What to do: Gather each line of the records where "name" appears.

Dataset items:
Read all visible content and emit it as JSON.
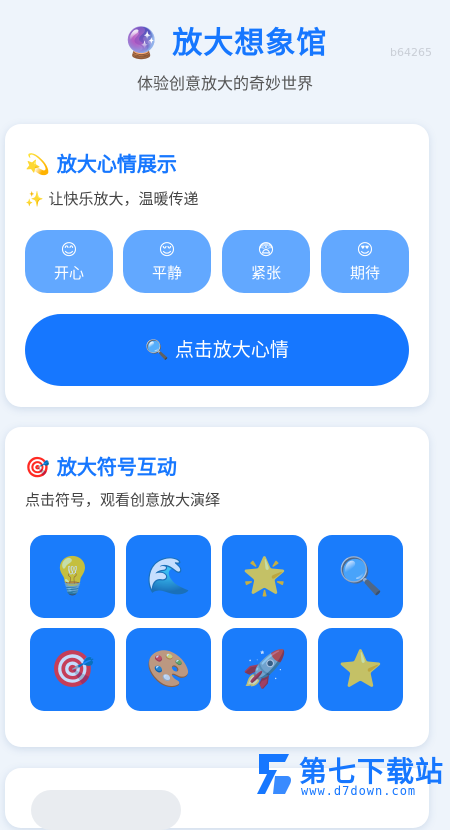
{
  "header": {
    "icon": "🔮",
    "title": "放大想象馆",
    "subtitle": "体验创意放大的奇妙世界",
    "watermark": "b64265"
  },
  "mood_card": {
    "icon": "💫",
    "title": "放大心情展示",
    "subtitle_icon": "✨",
    "subtitle": "让快乐放大，温暖传递",
    "moods": [
      {
        "emoji": "😊",
        "label": "开心"
      },
      {
        "emoji": "😌",
        "label": "平静"
      },
      {
        "emoji": "😨",
        "label": "紧张"
      },
      {
        "emoji": "😍",
        "label": "期待"
      }
    ],
    "button_icon": "🔍",
    "button_label": "点击放大心情"
  },
  "symbol_card": {
    "icon": "🎯",
    "title": "放大符号互动",
    "subtitle": "点击符号，观看创意放大演绎",
    "symbols": [
      {
        "glyph": "💡",
        "name": "lightbulb-icon"
      },
      {
        "glyph": "🌊",
        "name": "wave-icon"
      },
      {
        "glyph": "🌟",
        "name": "glowing-star-icon"
      },
      {
        "glyph": "🔍",
        "name": "magnifier-icon"
      },
      {
        "glyph": "🎯",
        "name": "target-icon"
      },
      {
        "glyph": "🎨",
        "name": "palette-icon"
      },
      {
        "glyph": "🚀",
        "name": "rocket-icon"
      },
      {
        "glyph": "⭐",
        "name": "star-icon"
      }
    ]
  },
  "site_logo": {
    "name": "第七下载站",
    "url": "www.d7down.com"
  },
  "colors": {
    "accent": "#1677ff",
    "mood_button": "#62a8ff",
    "background": "#eef4fb"
  }
}
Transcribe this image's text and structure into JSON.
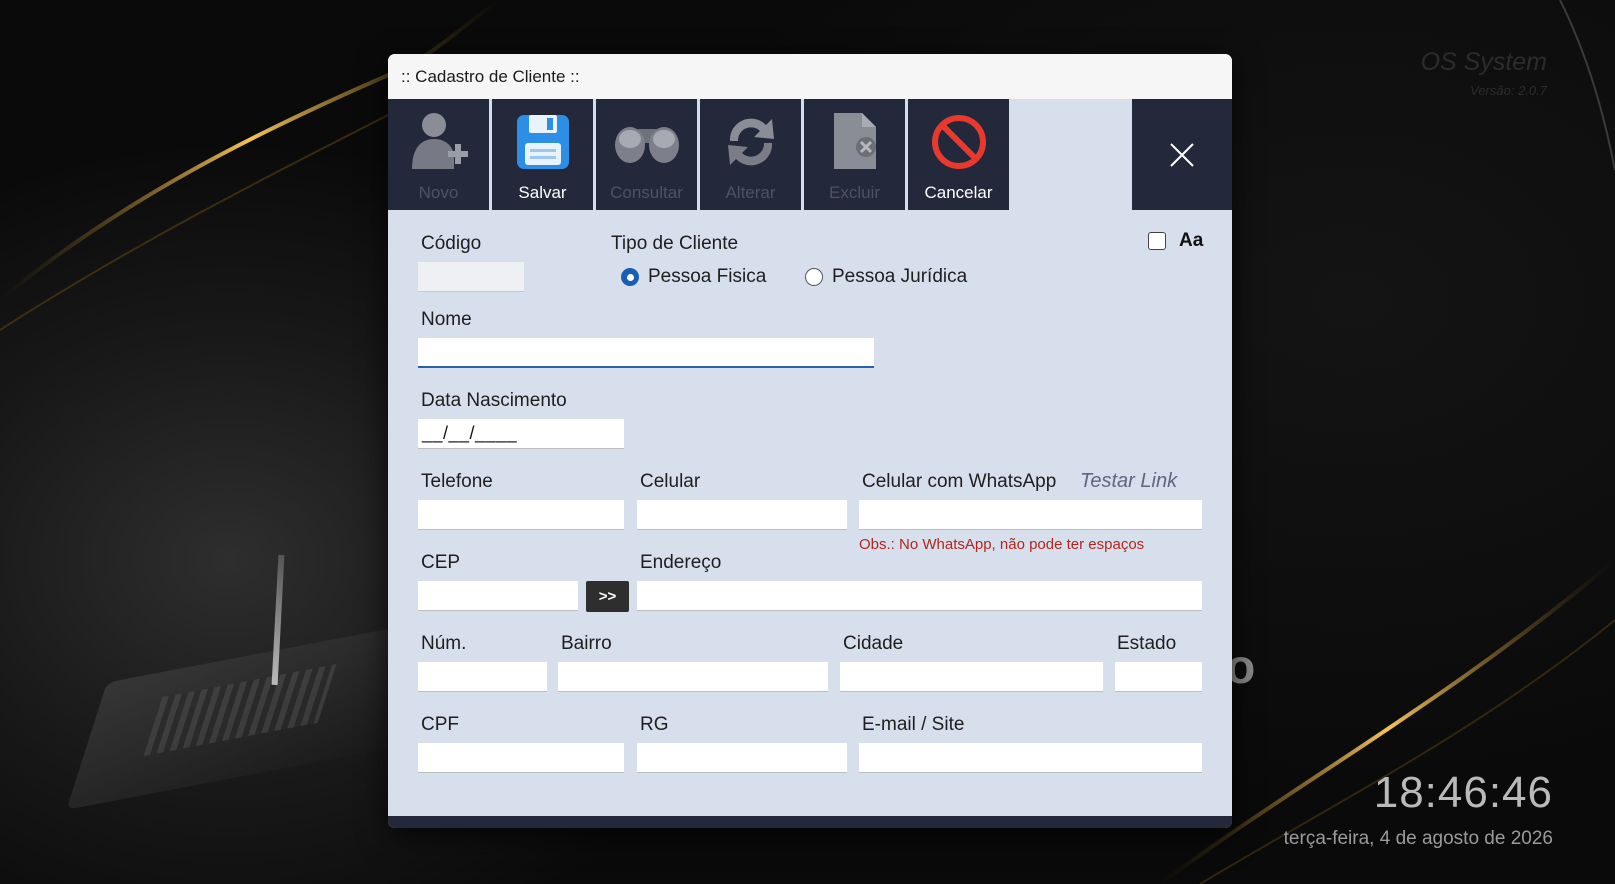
{
  "desktop": {
    "brand_title": "OS System",
    "brand_version": "Versão: 2.0.7",
    "clock": "18:46:46",
    "date": "terça-feira, 4 de agosto de 2026",
    "partial_letter": "o"
  },
  "window": {
    "title": ":: Cadastro de Cliente ::"
  },
  "toolbar": {
    "buttons": [
      {
        "label": "Novo",
        "icon": "add-user-icon",
        "enabled": false
      },
      {
        "label": "Salvar",
        "icon": "save-icon",
        "enabled": true
      },
      {
        "label": "Consultar",
        "icon": "binoculars-icon",
        "enabled": false
      },
      {
        "label": "Alterar",
        "icon": "refresh-icon",
        "enabled": false
      },
      {
        "label": "Excluir",
        "icon": "delete-file-icon",
        "enabled": false
      },
      {
        "label": "Cancelar",
        "icon": "cancel-icon",
        "enabled": true
      }
    ],
    "close_icon": "close-icon"
  },
  "form": {
    "codigo_label": "Código",
    "codigo_value": "",
    "tipo_cliente_label": "Tipo de Cliente",
    "pessoa_fisica_label": "Pessoa Fisica",
    "pessoa_juridica_label": "Pessoa Jurídica",
    "tipo_selected": "Pessoa Fisica",
    "aa_label": "Aa",
    "aa_checked": false,
    "nome_label": "Nome",
    "nome_value": "",
    "data_nascimento_label": "Data Nascimento",
    "data_nascimento_mask": "__/__/____",
    "telefone_label": "Telefone",
    "celular_label": "Celular",
    "celular_whatsapp_label": "Celular com WhatsApp",
    "testar_link_label": "Testar Link",
    "obs_text": "Obs.: No WhatsApp, não pode ter espaços",
    "cep_label": "CEP",
    "cep_button_label": ">>",
    "endereco_label": "Endereço",
    "num_label": "Núm.",
    "bairro_label": "Bairro",
    "cidade_label": "Cidade",
    "estado_label": "Estado",
    "cpf_label": "CPF",
    "rg_label": "RG",
    "email_label": "E-mail / Site"
  },
  "colors": {
    "toolbar_bg": "#23283a",
    "form_bg": "#d8dfec",
    "radio_accent": "#1a5fb4",
    "obs_red": "#b3261e",
    "link_gray": "#5c6780"
  }
}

Solution to this exercise:
        "name": "lightbulb-icon"
        "name": "wave-icon"
        "name": "glowing-star-icon"
        "name": "magnifier-icon"
        "name": "target-icon"
        "name": "palette-icon"
        "name": "rocket-icon"
        "name": "star-icon"
    "name": "第七下载站",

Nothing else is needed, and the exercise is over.